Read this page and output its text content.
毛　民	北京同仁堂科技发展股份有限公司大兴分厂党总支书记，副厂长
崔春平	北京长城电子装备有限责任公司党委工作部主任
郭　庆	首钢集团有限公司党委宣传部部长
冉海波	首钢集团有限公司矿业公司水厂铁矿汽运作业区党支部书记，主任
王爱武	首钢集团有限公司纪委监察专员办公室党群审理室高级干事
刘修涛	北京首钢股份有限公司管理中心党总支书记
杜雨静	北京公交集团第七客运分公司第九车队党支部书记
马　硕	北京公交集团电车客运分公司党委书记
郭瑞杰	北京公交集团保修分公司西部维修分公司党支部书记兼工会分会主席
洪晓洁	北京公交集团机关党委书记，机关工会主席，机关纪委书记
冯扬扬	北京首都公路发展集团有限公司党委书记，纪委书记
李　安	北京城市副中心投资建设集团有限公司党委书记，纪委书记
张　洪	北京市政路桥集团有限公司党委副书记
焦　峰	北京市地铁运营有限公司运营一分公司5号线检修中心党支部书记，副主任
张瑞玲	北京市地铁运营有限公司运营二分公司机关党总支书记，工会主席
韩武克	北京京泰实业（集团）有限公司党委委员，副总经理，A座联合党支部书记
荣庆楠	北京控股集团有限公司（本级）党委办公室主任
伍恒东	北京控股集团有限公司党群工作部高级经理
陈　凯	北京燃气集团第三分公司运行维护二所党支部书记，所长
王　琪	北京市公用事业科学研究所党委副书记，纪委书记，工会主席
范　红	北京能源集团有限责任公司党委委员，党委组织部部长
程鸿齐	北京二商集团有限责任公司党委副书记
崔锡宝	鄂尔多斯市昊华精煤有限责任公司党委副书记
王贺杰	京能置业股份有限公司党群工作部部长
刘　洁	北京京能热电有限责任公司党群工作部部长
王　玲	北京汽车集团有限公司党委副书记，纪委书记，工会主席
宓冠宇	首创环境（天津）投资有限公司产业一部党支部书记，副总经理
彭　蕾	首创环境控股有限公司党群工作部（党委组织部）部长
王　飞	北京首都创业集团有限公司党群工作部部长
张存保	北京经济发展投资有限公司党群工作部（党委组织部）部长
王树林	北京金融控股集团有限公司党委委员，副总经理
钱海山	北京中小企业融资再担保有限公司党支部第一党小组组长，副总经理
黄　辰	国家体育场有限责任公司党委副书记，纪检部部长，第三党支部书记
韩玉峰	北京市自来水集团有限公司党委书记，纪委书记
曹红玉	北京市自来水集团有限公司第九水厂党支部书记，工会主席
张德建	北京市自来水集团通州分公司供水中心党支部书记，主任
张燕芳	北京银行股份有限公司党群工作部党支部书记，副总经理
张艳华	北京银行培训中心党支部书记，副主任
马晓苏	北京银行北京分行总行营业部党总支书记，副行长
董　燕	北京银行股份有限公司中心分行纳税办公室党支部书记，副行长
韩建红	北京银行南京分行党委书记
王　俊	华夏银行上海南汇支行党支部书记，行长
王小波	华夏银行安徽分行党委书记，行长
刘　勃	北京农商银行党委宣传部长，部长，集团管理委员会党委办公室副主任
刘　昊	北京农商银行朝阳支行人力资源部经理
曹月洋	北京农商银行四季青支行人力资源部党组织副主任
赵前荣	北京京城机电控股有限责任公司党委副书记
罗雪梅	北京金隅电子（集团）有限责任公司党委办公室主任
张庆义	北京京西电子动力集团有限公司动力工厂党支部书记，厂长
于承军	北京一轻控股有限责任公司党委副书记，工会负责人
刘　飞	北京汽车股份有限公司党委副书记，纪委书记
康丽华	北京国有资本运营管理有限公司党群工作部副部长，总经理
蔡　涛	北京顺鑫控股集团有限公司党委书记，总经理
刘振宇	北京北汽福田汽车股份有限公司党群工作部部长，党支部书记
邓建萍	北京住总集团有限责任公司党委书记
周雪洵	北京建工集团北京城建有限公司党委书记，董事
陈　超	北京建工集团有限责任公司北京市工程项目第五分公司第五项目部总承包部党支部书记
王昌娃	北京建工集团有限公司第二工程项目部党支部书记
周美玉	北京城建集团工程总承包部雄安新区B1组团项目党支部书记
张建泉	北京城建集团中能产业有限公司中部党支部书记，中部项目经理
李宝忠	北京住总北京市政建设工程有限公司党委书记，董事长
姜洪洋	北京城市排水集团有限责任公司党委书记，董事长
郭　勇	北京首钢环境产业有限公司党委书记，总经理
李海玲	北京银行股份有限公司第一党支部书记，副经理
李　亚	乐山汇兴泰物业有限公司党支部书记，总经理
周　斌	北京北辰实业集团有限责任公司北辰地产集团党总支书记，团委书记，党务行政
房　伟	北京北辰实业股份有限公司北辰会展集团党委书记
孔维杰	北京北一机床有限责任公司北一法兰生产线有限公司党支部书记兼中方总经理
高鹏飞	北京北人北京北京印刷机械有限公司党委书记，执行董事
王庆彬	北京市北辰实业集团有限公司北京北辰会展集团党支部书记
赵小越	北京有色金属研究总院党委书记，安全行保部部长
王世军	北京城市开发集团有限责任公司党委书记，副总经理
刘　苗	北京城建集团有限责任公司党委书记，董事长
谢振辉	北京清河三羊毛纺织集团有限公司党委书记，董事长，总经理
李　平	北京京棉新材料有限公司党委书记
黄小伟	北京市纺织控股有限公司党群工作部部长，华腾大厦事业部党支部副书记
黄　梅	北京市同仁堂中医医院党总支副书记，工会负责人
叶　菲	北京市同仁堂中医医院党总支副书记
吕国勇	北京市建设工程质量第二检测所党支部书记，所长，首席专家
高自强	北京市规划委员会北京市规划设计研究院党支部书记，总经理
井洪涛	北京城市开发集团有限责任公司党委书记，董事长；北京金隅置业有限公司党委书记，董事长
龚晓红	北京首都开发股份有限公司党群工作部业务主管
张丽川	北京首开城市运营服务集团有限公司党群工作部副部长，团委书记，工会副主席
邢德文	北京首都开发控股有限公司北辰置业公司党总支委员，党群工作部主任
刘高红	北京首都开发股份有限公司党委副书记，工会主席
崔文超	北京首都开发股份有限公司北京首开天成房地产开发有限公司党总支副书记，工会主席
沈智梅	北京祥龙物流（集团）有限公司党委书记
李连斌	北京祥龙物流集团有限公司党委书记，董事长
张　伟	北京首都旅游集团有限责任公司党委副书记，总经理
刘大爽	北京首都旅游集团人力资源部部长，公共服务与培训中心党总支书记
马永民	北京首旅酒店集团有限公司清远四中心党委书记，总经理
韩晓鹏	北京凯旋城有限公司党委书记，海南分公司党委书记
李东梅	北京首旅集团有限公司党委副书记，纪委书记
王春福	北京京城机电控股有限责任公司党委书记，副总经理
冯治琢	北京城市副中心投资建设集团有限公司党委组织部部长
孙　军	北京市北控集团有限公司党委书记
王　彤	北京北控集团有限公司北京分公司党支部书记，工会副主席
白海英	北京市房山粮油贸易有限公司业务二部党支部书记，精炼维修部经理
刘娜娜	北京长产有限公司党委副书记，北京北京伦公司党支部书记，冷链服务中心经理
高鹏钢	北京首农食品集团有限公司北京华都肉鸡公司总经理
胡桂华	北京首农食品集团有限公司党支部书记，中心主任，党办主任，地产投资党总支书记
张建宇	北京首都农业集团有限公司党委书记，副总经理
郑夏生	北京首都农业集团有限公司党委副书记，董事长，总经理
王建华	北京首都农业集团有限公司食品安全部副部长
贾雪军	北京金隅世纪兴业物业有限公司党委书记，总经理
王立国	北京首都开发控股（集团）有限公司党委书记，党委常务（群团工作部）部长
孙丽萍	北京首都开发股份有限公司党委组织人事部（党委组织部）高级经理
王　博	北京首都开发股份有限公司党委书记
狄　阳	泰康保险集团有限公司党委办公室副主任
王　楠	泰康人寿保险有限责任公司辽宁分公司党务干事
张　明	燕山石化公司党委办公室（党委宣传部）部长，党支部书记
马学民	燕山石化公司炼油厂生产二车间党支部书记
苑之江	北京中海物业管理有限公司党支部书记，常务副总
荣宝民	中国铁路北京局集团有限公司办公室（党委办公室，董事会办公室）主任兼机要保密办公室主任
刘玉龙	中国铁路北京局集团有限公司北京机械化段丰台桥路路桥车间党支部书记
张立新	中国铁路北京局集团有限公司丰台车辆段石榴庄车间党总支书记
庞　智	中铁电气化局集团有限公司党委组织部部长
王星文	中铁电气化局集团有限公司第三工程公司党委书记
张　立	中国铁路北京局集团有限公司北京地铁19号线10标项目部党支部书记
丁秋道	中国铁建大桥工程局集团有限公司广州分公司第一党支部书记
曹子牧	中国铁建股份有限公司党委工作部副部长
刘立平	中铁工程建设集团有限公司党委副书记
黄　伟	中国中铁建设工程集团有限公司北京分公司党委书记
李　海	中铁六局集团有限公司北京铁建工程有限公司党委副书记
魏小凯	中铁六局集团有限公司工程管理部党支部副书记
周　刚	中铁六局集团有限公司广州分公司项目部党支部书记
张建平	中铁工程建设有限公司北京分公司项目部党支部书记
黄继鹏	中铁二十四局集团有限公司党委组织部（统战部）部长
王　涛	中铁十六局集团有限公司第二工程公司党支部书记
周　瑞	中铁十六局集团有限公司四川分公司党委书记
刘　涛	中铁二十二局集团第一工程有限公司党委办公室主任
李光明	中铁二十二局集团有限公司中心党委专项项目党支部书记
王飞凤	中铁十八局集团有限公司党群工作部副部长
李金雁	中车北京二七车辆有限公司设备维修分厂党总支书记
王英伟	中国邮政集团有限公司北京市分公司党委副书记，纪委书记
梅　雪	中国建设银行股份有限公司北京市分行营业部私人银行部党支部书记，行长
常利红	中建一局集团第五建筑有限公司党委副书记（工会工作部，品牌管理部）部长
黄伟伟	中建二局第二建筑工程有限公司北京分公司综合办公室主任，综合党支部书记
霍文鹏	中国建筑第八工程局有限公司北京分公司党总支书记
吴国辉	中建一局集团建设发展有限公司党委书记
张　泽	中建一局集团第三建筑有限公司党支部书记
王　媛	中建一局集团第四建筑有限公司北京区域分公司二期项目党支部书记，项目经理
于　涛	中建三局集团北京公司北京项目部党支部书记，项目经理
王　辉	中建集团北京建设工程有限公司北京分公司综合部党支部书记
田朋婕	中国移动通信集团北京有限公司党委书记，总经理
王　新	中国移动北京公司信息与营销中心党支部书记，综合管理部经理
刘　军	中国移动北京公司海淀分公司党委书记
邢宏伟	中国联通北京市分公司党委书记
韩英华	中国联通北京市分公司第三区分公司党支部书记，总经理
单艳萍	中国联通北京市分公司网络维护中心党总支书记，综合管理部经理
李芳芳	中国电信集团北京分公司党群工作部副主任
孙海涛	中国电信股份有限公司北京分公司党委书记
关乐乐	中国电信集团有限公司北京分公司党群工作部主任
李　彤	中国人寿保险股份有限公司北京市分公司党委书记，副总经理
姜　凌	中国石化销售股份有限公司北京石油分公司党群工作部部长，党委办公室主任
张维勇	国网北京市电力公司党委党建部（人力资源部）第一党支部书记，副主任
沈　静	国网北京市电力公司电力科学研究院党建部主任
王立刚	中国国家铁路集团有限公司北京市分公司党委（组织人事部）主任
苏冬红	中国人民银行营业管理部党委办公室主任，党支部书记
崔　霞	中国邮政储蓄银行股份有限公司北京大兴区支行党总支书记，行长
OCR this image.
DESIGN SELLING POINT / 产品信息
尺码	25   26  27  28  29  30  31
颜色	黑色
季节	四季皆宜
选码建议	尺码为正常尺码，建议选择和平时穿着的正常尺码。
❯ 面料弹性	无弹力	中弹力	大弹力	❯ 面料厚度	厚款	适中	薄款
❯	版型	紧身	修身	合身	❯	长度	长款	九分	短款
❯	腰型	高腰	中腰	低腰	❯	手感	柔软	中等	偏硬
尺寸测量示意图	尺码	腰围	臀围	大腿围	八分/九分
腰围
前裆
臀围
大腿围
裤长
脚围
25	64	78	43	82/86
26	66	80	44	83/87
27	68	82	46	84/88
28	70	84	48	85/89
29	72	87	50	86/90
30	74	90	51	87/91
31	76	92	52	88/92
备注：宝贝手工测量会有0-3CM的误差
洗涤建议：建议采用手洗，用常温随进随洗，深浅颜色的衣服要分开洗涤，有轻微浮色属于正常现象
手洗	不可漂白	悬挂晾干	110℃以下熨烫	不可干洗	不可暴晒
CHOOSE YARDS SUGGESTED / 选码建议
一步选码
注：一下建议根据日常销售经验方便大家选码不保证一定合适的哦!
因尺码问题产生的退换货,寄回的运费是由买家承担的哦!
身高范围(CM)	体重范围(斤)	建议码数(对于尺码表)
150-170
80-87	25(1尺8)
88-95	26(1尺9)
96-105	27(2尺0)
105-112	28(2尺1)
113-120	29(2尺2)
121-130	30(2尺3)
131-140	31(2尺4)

____

▸ **Stated goal**:
The required output is the span of lines from the one containing "OCR this image." to the last line, reproduced character for character.

▸ **Solution for this problem**:
OCR this image.
DESIGN SELLING POINT / 产品信息
尺码	25   26  27  28  29  30  31
颜色	黑色
季节	四季皆宜
选码建议	尺码为正常尺码，建议选择和平时穿着的正常尺码。
❯ 面料弹性	无弹力	中弹力	大弹力	❯ 面料厚度	厚款	适中	薄款
❯	版型	紧身	修身	合身	❯	长度	长款	九分	短款
❯	腰型	高腰	中腰	低腰	❯	手感	柔软	中等	偏硬
尺寸测量示意图	尺码	腰围	臀围	大腿围	八分/九分
腰围
前裆
臀围
大腿围
裤长
脚围
25	64	78	43	82/86
26	66	80	44	83/87
27	68	82	46	84/88
28	70	84	48	85/89
29	72	87	50	86/90
30	74	90	51	87/91
31	76	92	52	88/92
备注：宝贝手工测量会有0-3CM的误差
洗涤建议：建议采用手洗，用常温随进随洗，深浅颜色的衣服要分开洗涤，有轻微浮色属于正常现象
手洗	不可漂白	悬挂晾干	110℃以下熨烫	不可干洗	不可暴晒
CHOOSE YARDS SUGGESTED / 选码建议
一步选码
注：一下建议根据日常销售经验方便大家选码不保证一定合适的哦!
因尺码问题产生的退换货,寄回的运费是由买家承担的哦!
身高范围(CM)	体重范围(斤)	建议码数(对于尺码表)
150-170
80-87	25(1尺8)
88-95	26(1尺9)
96-105	27(2尺0)
105-112	28(2尺1)
113-120	29(2尺2)
121-130	30(2尺3)
131-140	31(2尺4)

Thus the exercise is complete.